━━ Dataset excerpts ━━

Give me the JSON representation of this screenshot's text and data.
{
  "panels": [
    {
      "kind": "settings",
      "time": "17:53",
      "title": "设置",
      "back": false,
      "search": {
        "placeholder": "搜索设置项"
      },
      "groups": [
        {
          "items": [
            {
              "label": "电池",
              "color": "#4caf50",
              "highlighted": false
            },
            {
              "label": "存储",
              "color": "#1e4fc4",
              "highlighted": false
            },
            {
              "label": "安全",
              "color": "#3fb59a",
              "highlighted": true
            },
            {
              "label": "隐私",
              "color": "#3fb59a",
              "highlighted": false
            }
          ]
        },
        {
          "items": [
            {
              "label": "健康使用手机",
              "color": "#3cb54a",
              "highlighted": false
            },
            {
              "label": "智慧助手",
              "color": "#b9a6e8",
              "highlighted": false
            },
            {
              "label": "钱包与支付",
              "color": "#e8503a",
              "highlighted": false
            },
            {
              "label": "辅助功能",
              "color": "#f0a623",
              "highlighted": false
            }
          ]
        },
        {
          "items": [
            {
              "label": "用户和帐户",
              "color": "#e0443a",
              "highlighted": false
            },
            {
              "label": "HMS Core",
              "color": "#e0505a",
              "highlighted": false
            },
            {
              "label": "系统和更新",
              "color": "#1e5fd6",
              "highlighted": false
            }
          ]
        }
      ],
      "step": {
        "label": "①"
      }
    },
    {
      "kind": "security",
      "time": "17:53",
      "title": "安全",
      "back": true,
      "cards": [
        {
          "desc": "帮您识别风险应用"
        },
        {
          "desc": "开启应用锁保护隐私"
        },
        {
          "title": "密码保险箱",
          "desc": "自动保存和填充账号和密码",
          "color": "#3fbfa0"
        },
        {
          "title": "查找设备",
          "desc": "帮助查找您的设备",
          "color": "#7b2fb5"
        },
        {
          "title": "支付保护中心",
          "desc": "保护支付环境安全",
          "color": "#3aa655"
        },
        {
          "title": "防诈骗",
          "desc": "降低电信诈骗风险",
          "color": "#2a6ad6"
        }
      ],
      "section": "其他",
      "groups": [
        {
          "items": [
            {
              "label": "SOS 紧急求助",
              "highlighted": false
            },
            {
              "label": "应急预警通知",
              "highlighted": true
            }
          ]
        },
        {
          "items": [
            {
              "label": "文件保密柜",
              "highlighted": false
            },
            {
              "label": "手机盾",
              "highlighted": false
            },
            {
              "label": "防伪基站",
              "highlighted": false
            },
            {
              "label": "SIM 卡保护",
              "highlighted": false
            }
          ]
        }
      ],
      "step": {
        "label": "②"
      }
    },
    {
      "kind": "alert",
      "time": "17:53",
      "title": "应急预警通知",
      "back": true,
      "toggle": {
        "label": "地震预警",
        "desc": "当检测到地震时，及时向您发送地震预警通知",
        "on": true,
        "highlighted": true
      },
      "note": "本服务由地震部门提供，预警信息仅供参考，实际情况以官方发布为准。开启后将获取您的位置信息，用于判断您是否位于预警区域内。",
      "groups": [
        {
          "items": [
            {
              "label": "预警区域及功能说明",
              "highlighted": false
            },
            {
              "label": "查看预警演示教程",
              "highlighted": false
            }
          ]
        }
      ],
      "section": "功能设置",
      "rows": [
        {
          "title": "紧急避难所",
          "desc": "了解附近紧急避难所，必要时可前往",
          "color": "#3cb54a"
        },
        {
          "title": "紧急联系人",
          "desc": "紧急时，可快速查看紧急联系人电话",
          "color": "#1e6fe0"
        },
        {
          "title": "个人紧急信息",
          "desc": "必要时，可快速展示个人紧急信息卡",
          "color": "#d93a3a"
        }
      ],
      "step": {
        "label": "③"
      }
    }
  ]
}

━━━

**Task prompt:** Using the data above, repeat every line exactly.

**Problem solution:**
Give me the JSON representation of this screenshot's text and data.
{
  "panels": [
    {
      "kind": "settings",
      "time": "17:53",
      "title": "设置",
      "back": false,
      "search": {
        "placeholder": "搜索设置项"
      },
      "groups": [
        {
          "items": [
            {
              "label": "电池",
              "color": "#4caf50",
              "highlighted": false
            },
            {
              "label": "存储",
              "color": "#1e4fc4",
              "highlighted": false
            },
            {
              "label": "安全",
              "color": "#3fb59a",
              "highlighted": true
            },
            {
              "label": "隐私",
              "color": "#3fb59a",
              "highlighted": false
            }
          ]
        },
        {
          "items": [
            {
              "label": "健康使用手机",
              "color": "#3cb54a",
              "highlighted": false
            },
            {
              "label": "智慧助手",
              "color": "#b9a6e8",
              "highlighted": false
            },
            {
              "label": "钱包与支付",
              "color": "#e8503a",
              "highlighted": false
            },
            {
              "label": "辅助功能",
              "color": "#f0a623",
              "highlighted": false
            }
          ]
        },
        {
          "items": [
            {
              "label": "用户和帐户",
              "color": "#e0443a",
              "highlighted": false
            },
            {
              "label": "HMS Core",
              "color": "#e0505a",
              "highlighted": false
            },
            {
              "label": "系统和更新",
              "color": "#1e5fd6",
              "highlighted": false
            }
          ]
        }
      ],
      "step": {
        "label": "①"
      }
    },
    {
      "kind": "security",
      "time": "17:53",
      "title": "安全",
      "back": true,
      "cards": [
        {
          "desc": "帮您识别风险应用"
        },
        {
          "desc": "开启应用锁保护隐私"
        },
        {
          "title": "密码保险箱",
          "desc": "自动保存和填充账号和密码",
          "color": "#3fbfa0"
        },
        {
          "title": "查找设备",
          "desc": "帮助查找您的设备",
          "color": "#7b2fb5"
        },
        {
          "title": "支付保护中心",
          "desc": "保护支付环境安全",
          "color": "#3aa655"
        },
        {
          "title": "防诈骗",
          "desc": "降低电信诈骗风险",
          "color": "#2a6ad6"
        }
      ],
      "section": "其他",
      "groups": [
        {
          "items": [
            {
              "label": "SOS 紧急求助",
              "highlighted": false
            },
            {
              "label": "应急预警通知",
              "highlighted": true
            }
          ]
        },
        {
          "items": [
            {
              "label": "文件保密柜",
              "highlighted": false
            },
            {
              "label": "手机盾",
              "highlighted": false
            },
            {
              "label": "防伪基站",
              "highlighted": false
            },
            {
              "label": "SIM 卡保护",
              "highlighted": false
            }
          ]
        }
      ],
      "step": {
        "label": "②"
      }
    },
    {
      "kind": "alert",
      "time": "17:53",
      "title": "应急预警通知",
      "back": true,
      "toggle": {
        "label": "地震预警",
        "desc": "当检测到地震时，及时向您发送地震预警通知",
        "on": true,
        "highlighted": true
      },
      "note": "本服务由地震部门提供，预警信息仅供参考，实际情况以官方发布为准。开启后将获取您的位置信息，用于判断您是否位于预警区域内。",
      "groups": [
        {
          "items": [
            {
              "label": "预警区域及功能说明",
              "highlighted": false
            },
            {
              "label": "查看预警演示教程",
              "highlighted": false
            }
          ]
        }
      ],
      "section": "功能设置",
      "rows": [
        {
          "title": "紧急避难所",
          "desc": "了解附近紧急避难所，必要时可前往",
          "color": "#3cb54a"
        },
        {
          "title": "紧急联系人",
          "desc": "紧急时，可快速查看紧急联系人电话",
          "color": "#1e6fe0"
        },
        {
          "title": "个人紧急信息",
          "desc": "必要时，可快速展示个人紧急信息卡",
          "color": "#d93a3a"
        }
      ],
      "step": {
        "label": "③"
      }
    }
  ]
}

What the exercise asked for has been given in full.